_SET TASK:_ Without the pictures, return each record as it appears.

Source data
════════════════════
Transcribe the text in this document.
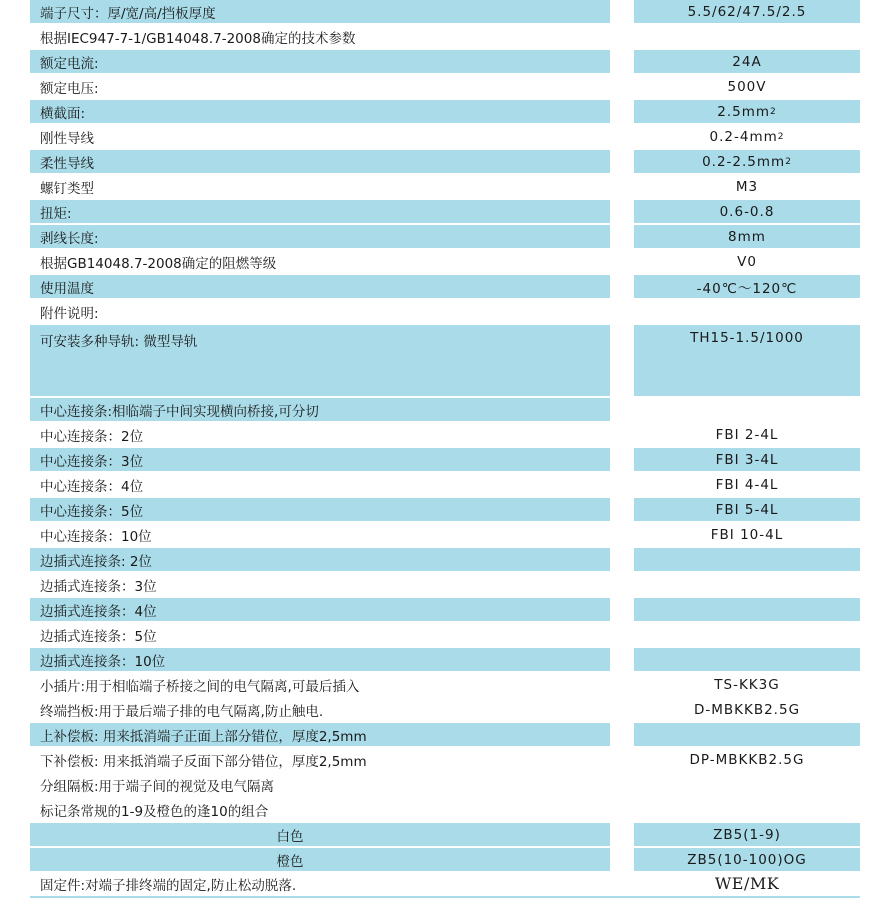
端子尺寸：厚/宽/高/挡板厚度	5.5/62/47.5/2.5
根据IEC947-7-1/GB14048.7-2008确定的技术参数
额定电流:	24A
额定电压:	500V
横截面:	2.5mm 2
刚性导线	0.2-4mm 2
柔性导线	0.2-2.5mm 2
螺钉类型	M3
扭矩:	0.6-0.8
剥线长度:	8mm
根据GB14048.7-2008确定的阻燃等级	V0
使用温度	-40℃～120℃
附件说明:
可安装多种导轨: 微型导轨	TH15-1.5/1000
中心连接条:相临端子中间实现横向桥接,可分切
中心连接条：2位	FBI 2-4L
中心连接条：3位	FBI 3-4L
中心连接条：4位	FBI 4-4L
中心连接条：5位	FBI 5-4L
中心连接条：10位	FBI 10-4L
边插式连接条: 2位
边插式连接条：3位
边插式连接条：4位
边插式连接条：5位
边插式连接条：10位
小插片:用于相临端子桥接之间的电气隔离,可最后插入	TS-KK3G
终端挡板:用于最后端子排的电气隔离,防止触电.	D-MBKKB2.5G
上补偿板: 用来抵消端子正面上部分错位，厚度2,5mm
下补偿板: 用来抵消端子反面下部分错位，厚度2,5mm	DP-MBKKB2.5G
分组隔板:用于端子间的视觉及电气隔离
标记条常规的1-9及橙色的逢10的组合
白色	ZB5(1-9)
橙色	ZB5(10-100)OG
固定件:对端子排终端的固定,防止松动脱落.	WE/MK
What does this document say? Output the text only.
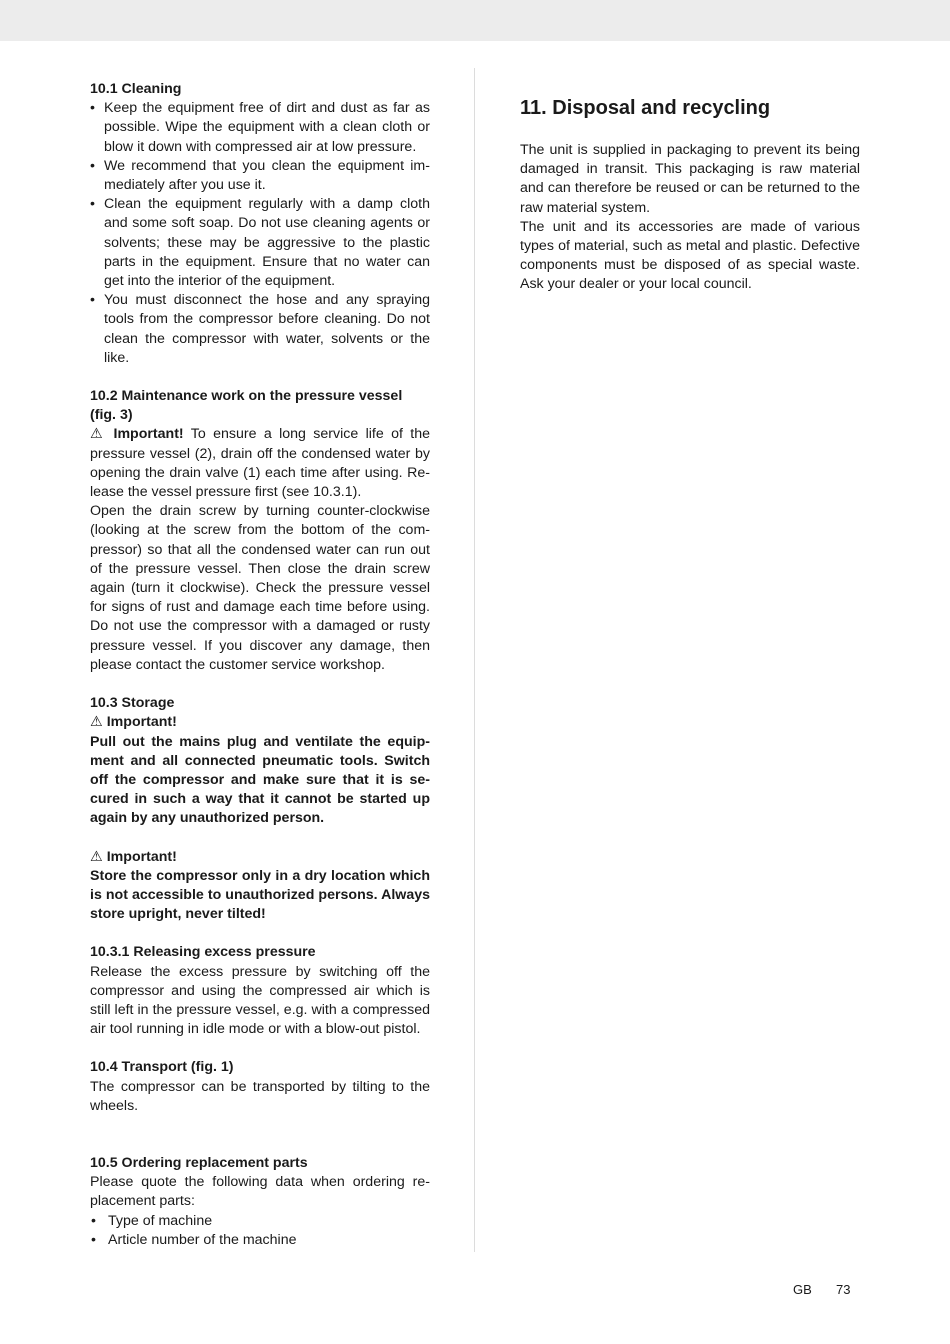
10.1 Cleaning
• Keep the equipment free of dirt and dust as far as possible. Wipe the equipment with a clean cloth or blow it down with compressed air at low pressure.
• We recommend that you clean the equipment immediately after you use it.
• Clean the equipment regularly with a damp cloth and some soft soap. Do not use cleaning agents or solvents; these may be aggressive to the plastic parts in the equipment. Ensure that no water can get into the interior of the equipment.
• You must disconnect the hose and any spraying tools from the compressor before cleaning. Do not clean the compressor with water, solvents or the like.
10.2 Maintenance work on the pressure vessel (fig. 3)

⚠ Important! To ensure a long service life of the pressure vessel (2), drain off the condensed water by opening the drain valve (1) each time after using. Release the vessel pressure first (see 10.3.1).

Open the drain screw by turning counter-clockwise (looking at the screw from the bottom of the compressor) so that all the condensed water can run out of the pressure vessel. Then close the drain screw again (turn it clockwise). Check the pressure vessel for signs of rust and damage each time before using. Do not use the compressor with a damaged or rusty pressure vessel. If you discover any damage, then please contact the customer service workshop.

10.3 Storage

⚠ Important!

Pull out the mains plug and ventilate the equipment and all connected pneumatic tools. Switch off the compressor and make sure that it is secured in such a way that it cannot be started up again by any unauthorized person.

⚠ Important!

Store the compressor only in a dry location which is not accessible to unauthorized persons. Always store upright, never tilted!

10.3.1 Releasing excess pressure

Release the excess pressure by switching off the compressor and using the compressed air which is still left in the pressure vessel, e.g. with a compressed air tool running in idle mode or with a blow-out pistol.

10.4 Transport (fig. 1)

The compressor can be transported by tilting to the wheels.

10.5 Ordering replacement parts

Please quote the following data when ordering replacement parts:

• Type of machine
• Article number of the machine
11. Disposal and recycling

The unit is supplied in packaging to prevent its being damaged in transit. This packaging is raw material and can therefore be reused or can be returned to the raw material system.

The unit and its accessories are made of various types of material, such as metal and plastic. Defective components must be disposed of as special waste. Ask your dealer or your local council.

GB 73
════════════════════
_THE ANSWER:_
Transcribe the text in this document.
端子尺寸：厚/宽/高/挡板厚度	5.5/62/47.5/2.5
根据IEC947-7-1/GB14048.7-2008确定的技术参数
额定电流:	24A
额定电压:	500V
横截面:	2.5mm 2
刚性导线	0.2-4mm 2
柔性导线	0.2-2.5mm 2
螺钉类型	M3
扭矩:	0.6-0.8
剥线长度:	8mm
根据GB14048.7-2008确定的阻燃等级	V0
使用温度	-40℃～120℃
附件说明:
可安装多种导轨: 微型导轨	TH15-1.5/1000
中心连接条:相临端子中间实现横向桥接,可分切
中心连接条：2位	FBI 2-4L
中心连接条：3位	FBI 3-4L
中心连接条：4位	FBI 4-4L
中心连接条：5位	FBI 5-4L
中心连接条：10位	FBI 10-4L
边插式连接条: 2位
边插式连接条：3位
边插式连接条：4位
边插式连接条：5位
边插式连接条：10位
小插片:用于相临端子桥接之间的电气隔离,可最后插入	TS-KK3G
终端挡板:用于最后端子排的电气隔离,防止触电.	D-MBKKB2.5G
上补偿板: 用来抵消端子正面上部分错位，厚度2,5mm
下补偿板: 用来抵消端子反面下部分错位，厚度2,5mm	DP-MBKKB2.5G
分组隔板:用于端子间的视觉及电气隔离
标记条常规的1-9及橙色的逢10的组合
白色	ZB5(1-9)
橙色	ZB5(10-100)OG
固定件:对端子排终端的固定,防止松动脱落.	WE/MK
What does this document say? Output the text only.
10.1 Cleaning
• Keep the equipment free of dirt and dust as far as possible. Wipe the equipment with a clean cloth or blow it down with compressed air at low pressure.
• We recommend that you clean the equipment immediately after you use it.
• Clean the equipment regularly with a damp cloth and some soft soap. Do not use cleaning agents or solvents; these may be aggressive to the plastic parts in the equipment. Ensure that no water can get into the interior of the equipment.
• You must disconnect the hose and any spraying tools from the compressor before cleaning. Do not clean the compressor with water, solvents or the like.
10.2 Maintenance work on the pressure vessel (fig. 3)

⚠ Important! To ensure a long service life of the pressure vessel (2), drain off the condensed water by opening the drain valve (1) each time after using. Release the vessel pressure first (see 10.3.1).

Open the drain screw by turning counter-clockwise (looking at the screw from the bottom of the compressor) so that all the condensed water can run out of the pressure vessel. Then close the drain screw again (turn it clockwise). Check the pressure vessel for signs of rust and damage each time before using. Do not use the compressor with a damaged or rusty pressure vessel. If you discover any damage, then please contact the customer service workshop.

10.3 Storage

⚠ Important!

Pull out the mains plug and ventilate the equipment and all connected pneumatic tools. Switch off the compressor and make sure that it is secured in such a way that it cannot be started up again by any unauthorized person.

⚠ Important!

Store the compressor only in a dry location which is not accessible to unauthorized persons. Always store upright, never tilted!

10.3.1 Releasing excess pressure

Release the excess pressure by switching off the compressor and using the compressed air which is still left in the pressure vessel, e.g. with a compressed air tool running in idle mode or with a blow-out pistol.

10.4 Transport (fig. 1)

The compressor can be transported by tilting to the wheels.

10.5 Ordering replacement parts

Please quote the following data when ordering replacement parts:

• Type of machine
• Article number of the machine
11. Disposal and recycling

The unit is supplied in packaging to prevent its being damaged in transit. This packaging is raw material and can therefore be reused or can be returned to the raw material system.

The unit and its accessories are made of various types of material, such as metal and plastic. Defective components must be disposed of as special waste. Ask your dealer or your local council.

GB 73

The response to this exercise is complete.